══ Data section ══

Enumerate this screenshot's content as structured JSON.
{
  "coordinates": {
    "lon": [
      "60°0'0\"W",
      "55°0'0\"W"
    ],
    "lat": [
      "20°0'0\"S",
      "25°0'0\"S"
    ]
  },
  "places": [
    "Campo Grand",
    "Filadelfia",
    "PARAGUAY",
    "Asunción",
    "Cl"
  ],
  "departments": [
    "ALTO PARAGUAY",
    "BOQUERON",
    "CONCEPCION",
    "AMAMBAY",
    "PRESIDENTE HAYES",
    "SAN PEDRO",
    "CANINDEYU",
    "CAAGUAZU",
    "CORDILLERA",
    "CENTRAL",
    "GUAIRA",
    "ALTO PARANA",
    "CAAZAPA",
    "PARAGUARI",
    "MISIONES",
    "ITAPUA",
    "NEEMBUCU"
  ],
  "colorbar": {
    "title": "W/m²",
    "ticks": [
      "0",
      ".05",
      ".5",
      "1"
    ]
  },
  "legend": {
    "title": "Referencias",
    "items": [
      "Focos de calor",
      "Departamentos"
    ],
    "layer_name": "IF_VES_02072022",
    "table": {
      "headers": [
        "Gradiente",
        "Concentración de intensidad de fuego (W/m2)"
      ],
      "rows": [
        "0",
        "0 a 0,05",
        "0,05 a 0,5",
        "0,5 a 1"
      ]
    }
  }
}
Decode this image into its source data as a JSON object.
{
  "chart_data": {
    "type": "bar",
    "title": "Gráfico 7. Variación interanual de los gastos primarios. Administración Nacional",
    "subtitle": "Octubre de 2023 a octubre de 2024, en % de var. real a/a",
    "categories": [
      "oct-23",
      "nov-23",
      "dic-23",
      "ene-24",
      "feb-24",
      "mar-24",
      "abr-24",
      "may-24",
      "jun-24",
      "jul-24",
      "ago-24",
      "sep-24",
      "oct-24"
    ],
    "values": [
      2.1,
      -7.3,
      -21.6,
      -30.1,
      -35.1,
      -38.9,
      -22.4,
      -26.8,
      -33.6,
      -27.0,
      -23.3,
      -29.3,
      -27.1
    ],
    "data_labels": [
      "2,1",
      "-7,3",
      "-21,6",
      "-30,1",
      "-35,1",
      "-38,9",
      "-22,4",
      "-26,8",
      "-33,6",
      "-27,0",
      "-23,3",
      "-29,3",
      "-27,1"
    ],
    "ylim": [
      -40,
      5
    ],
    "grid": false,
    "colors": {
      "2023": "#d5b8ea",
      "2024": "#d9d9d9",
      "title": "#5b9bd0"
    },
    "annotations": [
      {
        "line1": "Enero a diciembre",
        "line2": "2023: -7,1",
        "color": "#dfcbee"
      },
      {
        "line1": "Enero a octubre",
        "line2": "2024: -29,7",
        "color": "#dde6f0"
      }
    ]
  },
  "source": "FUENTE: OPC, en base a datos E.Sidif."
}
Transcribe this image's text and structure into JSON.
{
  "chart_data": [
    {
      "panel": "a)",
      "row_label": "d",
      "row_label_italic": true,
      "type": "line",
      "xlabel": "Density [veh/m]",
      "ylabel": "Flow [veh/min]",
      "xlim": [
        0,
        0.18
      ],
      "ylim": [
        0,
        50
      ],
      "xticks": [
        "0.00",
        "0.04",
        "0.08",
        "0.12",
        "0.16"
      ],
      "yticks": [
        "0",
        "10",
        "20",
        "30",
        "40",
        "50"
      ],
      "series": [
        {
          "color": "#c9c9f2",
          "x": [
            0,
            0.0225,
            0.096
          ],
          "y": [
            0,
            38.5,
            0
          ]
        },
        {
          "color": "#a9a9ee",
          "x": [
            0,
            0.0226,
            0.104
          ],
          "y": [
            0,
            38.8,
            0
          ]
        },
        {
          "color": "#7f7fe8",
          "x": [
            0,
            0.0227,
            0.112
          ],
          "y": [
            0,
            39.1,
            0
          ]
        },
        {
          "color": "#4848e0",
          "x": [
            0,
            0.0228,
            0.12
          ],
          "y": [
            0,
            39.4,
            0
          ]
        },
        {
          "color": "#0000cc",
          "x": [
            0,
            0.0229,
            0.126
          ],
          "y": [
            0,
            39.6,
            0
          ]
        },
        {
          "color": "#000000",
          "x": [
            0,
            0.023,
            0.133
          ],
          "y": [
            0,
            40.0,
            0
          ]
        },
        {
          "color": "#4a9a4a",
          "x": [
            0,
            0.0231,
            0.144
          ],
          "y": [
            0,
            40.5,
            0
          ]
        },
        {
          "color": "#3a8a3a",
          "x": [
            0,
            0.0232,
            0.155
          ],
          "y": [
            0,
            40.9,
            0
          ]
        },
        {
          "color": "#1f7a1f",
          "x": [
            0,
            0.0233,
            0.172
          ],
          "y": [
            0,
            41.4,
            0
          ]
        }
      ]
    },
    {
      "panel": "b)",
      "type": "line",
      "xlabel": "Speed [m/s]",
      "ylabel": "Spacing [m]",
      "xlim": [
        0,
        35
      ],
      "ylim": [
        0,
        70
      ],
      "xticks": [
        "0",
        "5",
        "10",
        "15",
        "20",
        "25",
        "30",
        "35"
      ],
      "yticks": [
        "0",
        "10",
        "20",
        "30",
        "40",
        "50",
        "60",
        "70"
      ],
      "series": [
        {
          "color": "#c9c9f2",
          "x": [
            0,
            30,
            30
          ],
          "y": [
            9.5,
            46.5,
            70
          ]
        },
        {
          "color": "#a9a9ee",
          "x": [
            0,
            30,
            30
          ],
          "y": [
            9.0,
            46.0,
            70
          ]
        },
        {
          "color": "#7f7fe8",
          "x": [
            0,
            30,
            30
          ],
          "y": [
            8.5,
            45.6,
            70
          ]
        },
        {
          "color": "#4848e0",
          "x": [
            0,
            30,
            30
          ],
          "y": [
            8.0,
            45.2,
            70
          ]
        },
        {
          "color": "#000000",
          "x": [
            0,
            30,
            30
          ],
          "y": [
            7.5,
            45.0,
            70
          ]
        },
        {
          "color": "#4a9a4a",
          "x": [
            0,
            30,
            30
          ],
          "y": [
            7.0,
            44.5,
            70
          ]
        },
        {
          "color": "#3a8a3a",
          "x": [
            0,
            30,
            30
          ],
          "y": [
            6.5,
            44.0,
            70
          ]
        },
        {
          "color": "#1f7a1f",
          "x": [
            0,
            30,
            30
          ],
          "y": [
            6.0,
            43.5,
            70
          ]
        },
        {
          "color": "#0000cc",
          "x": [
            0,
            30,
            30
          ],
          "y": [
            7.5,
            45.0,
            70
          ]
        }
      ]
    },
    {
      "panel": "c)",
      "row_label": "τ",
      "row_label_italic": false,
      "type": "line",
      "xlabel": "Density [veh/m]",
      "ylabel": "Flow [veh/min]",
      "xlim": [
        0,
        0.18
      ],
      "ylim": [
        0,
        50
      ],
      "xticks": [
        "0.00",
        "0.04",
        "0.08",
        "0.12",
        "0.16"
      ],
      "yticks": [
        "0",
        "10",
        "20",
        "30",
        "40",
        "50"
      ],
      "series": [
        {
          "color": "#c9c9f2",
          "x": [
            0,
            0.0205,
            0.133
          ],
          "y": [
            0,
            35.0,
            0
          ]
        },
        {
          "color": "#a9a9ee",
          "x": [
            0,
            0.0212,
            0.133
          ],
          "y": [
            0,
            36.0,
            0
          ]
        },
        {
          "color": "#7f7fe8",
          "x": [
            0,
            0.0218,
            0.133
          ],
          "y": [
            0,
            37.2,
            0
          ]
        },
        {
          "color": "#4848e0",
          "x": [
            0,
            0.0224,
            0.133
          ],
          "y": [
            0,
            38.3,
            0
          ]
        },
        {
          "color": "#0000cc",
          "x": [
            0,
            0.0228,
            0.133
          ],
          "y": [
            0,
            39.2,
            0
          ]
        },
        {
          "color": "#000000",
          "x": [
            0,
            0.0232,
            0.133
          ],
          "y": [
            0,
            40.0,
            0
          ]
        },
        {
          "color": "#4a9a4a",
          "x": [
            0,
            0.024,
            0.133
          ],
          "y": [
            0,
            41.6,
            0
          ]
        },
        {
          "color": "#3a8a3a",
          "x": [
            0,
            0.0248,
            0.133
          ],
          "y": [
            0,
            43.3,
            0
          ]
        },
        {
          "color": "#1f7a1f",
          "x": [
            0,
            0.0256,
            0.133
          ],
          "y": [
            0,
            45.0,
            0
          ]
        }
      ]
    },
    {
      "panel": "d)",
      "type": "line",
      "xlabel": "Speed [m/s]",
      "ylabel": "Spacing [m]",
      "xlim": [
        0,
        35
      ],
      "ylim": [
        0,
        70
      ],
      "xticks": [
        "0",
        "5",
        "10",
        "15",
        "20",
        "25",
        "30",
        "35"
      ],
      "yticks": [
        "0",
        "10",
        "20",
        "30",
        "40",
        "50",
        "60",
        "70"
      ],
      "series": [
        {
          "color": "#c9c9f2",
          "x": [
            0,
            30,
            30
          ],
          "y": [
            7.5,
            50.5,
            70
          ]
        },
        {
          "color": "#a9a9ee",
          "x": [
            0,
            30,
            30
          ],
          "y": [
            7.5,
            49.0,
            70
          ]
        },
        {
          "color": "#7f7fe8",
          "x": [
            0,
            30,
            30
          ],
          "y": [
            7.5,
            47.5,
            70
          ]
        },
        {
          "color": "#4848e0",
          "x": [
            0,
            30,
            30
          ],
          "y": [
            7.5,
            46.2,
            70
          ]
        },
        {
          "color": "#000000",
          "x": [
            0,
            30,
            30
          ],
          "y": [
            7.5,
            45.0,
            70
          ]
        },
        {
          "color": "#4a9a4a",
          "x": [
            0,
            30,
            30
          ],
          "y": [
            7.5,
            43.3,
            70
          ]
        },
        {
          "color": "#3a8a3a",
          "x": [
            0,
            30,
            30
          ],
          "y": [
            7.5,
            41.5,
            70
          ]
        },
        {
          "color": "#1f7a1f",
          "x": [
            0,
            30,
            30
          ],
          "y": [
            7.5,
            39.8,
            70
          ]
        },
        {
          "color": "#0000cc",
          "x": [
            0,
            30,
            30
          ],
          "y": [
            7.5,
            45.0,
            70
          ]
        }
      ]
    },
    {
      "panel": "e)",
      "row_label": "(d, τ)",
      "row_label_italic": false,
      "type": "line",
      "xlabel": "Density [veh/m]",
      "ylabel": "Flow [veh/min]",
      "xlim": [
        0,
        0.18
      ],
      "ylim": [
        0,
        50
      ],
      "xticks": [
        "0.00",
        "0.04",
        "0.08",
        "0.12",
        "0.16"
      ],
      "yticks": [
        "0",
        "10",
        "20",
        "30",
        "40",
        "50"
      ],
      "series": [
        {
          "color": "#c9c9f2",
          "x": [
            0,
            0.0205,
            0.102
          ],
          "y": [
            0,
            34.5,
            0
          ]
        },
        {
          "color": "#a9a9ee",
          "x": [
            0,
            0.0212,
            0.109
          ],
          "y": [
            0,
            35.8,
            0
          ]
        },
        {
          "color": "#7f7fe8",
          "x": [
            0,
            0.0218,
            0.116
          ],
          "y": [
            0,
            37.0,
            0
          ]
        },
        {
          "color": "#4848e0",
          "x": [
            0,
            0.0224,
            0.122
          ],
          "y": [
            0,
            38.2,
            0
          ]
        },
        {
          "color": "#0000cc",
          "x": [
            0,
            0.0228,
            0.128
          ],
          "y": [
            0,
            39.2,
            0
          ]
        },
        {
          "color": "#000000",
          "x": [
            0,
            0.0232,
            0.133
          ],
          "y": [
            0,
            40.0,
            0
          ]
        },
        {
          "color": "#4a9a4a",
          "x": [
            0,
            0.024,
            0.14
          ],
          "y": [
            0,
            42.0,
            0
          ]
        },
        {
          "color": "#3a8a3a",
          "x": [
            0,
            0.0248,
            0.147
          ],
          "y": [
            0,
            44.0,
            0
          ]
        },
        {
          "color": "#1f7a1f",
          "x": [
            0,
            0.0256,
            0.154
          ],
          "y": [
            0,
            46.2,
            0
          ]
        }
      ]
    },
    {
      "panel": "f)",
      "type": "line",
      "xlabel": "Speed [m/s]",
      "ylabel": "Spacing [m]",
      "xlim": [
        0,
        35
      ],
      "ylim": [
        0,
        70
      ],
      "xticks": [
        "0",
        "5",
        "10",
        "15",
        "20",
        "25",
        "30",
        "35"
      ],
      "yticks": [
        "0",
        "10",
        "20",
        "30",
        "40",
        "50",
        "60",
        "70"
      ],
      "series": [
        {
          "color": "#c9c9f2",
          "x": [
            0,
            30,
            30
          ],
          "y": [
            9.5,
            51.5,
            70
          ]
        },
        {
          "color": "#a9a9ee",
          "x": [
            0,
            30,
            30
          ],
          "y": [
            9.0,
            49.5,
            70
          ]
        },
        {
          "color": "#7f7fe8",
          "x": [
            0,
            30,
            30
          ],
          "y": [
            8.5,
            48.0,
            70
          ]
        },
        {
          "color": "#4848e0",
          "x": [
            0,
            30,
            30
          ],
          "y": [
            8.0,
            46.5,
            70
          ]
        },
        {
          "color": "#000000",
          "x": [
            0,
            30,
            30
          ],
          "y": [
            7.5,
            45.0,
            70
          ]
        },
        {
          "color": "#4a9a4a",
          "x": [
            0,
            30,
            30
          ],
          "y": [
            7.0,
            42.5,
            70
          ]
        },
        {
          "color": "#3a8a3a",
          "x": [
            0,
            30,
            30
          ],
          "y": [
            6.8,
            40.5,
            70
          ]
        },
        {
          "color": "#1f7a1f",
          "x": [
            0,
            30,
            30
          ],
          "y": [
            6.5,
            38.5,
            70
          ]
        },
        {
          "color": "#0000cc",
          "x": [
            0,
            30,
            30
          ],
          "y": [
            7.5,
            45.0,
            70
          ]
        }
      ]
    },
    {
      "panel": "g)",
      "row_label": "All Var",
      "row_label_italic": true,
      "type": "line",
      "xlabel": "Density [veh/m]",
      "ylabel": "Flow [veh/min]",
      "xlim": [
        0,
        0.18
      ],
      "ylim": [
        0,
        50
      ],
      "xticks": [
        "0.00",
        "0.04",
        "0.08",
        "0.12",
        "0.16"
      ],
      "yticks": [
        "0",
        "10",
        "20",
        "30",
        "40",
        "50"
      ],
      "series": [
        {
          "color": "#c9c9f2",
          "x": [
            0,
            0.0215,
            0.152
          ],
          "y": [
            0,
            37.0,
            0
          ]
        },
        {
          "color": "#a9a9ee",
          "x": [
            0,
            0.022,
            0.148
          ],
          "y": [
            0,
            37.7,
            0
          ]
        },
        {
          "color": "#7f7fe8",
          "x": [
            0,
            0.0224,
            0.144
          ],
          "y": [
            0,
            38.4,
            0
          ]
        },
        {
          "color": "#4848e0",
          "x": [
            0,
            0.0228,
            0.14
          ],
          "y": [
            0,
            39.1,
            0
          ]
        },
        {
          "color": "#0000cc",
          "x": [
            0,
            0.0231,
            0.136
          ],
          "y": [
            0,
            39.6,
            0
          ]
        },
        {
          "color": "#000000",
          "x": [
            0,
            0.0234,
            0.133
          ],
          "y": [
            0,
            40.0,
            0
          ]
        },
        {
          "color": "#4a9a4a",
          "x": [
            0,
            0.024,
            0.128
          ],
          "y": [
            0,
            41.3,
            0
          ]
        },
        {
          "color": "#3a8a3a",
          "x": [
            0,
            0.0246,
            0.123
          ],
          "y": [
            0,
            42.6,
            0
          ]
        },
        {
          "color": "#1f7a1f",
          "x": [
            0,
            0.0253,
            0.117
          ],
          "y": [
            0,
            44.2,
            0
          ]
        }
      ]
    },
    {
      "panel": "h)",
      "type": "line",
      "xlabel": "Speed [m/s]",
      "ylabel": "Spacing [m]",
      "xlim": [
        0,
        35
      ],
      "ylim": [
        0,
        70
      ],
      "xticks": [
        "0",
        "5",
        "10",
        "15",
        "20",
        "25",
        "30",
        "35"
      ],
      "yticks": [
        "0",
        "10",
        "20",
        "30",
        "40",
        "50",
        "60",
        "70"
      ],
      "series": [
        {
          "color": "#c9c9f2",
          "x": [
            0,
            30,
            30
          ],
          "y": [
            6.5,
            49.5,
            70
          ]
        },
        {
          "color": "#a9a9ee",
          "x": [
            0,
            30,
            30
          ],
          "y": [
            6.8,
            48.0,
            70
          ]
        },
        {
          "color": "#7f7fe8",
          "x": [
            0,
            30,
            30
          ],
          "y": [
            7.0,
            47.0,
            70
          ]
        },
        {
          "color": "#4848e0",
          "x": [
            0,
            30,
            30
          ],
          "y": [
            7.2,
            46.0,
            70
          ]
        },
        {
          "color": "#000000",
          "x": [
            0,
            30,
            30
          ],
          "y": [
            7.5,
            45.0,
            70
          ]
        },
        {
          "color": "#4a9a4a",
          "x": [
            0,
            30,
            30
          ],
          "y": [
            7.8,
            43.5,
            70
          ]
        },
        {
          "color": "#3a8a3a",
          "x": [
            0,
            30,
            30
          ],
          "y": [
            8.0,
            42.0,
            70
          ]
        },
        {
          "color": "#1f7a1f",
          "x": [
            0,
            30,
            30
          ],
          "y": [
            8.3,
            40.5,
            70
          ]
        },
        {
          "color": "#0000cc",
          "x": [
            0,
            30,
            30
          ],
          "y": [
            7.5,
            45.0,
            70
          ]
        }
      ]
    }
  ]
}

═══

■ What needs to be done
Locate all lines that include the word "octubre" and copy them out.

■ Expected output
    "subtitle": "Octubre de 2023 a octubre de 2024, en % de var. real a/a",
        "line1": "Enero a octubre",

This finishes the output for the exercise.